- [What is needed]
Nothing but the lines from the one containing "Transcribe the text in this document." through the last line should be written out, please, exactly as they stand.

- [Data for the task]
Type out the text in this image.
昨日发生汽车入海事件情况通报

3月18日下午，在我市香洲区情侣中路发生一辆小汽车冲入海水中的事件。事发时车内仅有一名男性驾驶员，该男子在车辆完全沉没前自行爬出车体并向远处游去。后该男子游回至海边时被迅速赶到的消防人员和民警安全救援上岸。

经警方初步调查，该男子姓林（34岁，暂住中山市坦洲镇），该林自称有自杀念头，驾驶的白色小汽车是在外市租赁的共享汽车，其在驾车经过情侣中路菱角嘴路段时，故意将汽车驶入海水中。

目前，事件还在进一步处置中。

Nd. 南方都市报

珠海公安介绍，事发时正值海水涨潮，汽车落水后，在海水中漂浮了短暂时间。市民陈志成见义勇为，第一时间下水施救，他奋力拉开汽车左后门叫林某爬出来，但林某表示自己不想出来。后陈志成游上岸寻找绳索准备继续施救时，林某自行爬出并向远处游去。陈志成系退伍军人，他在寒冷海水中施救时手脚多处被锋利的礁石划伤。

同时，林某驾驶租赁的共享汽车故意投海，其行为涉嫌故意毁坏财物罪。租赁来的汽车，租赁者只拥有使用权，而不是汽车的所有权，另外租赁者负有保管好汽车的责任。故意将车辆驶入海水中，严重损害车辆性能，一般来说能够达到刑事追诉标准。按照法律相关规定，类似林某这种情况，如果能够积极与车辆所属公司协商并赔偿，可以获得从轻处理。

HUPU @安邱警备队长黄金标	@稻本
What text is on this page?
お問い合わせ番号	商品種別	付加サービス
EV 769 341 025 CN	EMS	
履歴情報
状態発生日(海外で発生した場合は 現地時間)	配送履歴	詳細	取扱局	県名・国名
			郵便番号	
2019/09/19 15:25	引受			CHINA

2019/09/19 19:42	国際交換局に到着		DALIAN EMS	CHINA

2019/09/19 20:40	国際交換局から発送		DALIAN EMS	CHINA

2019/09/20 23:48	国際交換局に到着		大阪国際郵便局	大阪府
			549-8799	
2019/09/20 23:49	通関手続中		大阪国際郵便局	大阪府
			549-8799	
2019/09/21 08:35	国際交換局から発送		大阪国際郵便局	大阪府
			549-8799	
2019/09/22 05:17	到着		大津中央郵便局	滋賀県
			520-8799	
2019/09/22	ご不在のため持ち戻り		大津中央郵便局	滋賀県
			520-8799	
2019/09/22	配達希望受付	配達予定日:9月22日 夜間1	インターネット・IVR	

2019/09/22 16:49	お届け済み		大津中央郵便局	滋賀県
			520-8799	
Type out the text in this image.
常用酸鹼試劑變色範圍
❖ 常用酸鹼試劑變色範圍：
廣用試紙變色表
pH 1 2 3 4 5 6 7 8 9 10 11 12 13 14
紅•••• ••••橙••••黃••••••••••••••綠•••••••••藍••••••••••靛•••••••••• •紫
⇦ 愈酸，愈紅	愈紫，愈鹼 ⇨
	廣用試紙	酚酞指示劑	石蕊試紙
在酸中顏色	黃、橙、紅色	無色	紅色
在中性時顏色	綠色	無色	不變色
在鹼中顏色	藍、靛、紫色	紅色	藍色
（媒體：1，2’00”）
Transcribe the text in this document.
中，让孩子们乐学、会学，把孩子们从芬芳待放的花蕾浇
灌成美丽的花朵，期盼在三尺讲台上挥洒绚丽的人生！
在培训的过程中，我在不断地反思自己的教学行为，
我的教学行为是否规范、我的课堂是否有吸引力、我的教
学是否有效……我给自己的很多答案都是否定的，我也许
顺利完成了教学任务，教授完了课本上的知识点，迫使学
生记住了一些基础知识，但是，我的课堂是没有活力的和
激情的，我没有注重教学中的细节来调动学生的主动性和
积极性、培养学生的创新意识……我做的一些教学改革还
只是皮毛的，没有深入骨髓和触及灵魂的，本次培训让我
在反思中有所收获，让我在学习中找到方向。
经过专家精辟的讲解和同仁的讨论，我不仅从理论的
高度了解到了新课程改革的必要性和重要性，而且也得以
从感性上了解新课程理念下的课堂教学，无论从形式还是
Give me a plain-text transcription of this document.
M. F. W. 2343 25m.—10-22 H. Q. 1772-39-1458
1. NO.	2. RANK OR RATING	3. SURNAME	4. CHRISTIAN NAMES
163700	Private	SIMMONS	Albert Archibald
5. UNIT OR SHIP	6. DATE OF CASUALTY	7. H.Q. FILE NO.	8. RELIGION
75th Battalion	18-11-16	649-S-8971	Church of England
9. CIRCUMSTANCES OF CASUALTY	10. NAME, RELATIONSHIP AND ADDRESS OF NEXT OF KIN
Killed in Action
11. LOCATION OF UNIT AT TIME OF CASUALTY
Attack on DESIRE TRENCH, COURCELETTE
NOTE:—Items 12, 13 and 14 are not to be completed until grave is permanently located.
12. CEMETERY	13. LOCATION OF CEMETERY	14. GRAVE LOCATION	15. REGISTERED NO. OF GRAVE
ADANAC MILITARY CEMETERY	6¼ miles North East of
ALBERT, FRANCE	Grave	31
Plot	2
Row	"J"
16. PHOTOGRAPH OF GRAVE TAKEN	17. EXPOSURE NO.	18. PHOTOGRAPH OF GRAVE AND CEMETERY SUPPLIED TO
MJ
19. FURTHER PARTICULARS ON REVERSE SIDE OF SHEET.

- [Full output]
Transcribe the text in this document.
中，让孩子们乐学、会学，把孩子们从芬芳待放的花蕾浇
灌成美丽的花朵，期盼在三尺讲台上挥洒绚丽的人生！
在培训的过程中，我在不断地反思自己的教学行为，
我的教学行为是否规范、我的课堂是否有吸引力、我的教
学是否有效……我给自己的很多答案都是否定的，我也许
顺利完成了教学任务，教授完了课本上的知识点，迫使学
生记住了一些基础知识，但是，我的课堂是没有活力的和
激情的，我没有注重教学中的细节来调动学生的主动性和
积极性、培养学生的创新意识……我做的一些教学改革还
只是皮毛的，没有深入骨髓和触及灵魂的，本次培训让我
在反思中有所收获，让我在学习中找到方向。
经过专家精辟的讲解和同仁的讨论，我不仅从理论的
高度了解到了新课程改革的必要性和重要性，而且也得以
从感性上了解新课程理念下的课堂教学，无论从形式还是
Give me a plain-text transcription of this document.
M. F. W. 2343 25m.—10-22 H. Q. 1772-39-1458
1. NO.	2. RANK OR RATING	3. SURNAME	4. CHRISTIAN NAMES
163700	Private	SIMMONS	Albert Archibald
5. UNIT OR SHIP	6. DATE OF CASUALTY	7. H.Q. FILE NO.	8. RELIGION
75th Battalion	18-11-16	649-S-8971	Church of England
9. CIRCUMSTANCES OF CASUALTY	10. NAME, RELATIONSHIP AND ADDRESS OF NEXT OF KIN
Killed in Action
11. LOCATION OF UNIT AT TIME OF CASUALTY
Attack on DESIRE TRENCH, COURCELETTE
NOTE:—Items 12, 13 and 14 are not to be completed until grave is permanently located.
12. CEMETERY	13. LOCATION OF CEMETERY	14. GRAVE LOCATION	15. REGISTERED NO. OF GRAVE
ADANAC MILITARY CEMETERY	6¼ miles North East of
ALBERT, FRANCE	Grave	31
Plot	2
Row	"J"
16. PHOTOGRAPH OF GRAVE TAKEN	17. EXPOSURE NO.	18. PHOTOGRAPH OF GRAVE AND CEMETERY SUPPLIED TO
MJ
19. FURTHER PARTICULARS ON REVERSE SIDE OF SHEET.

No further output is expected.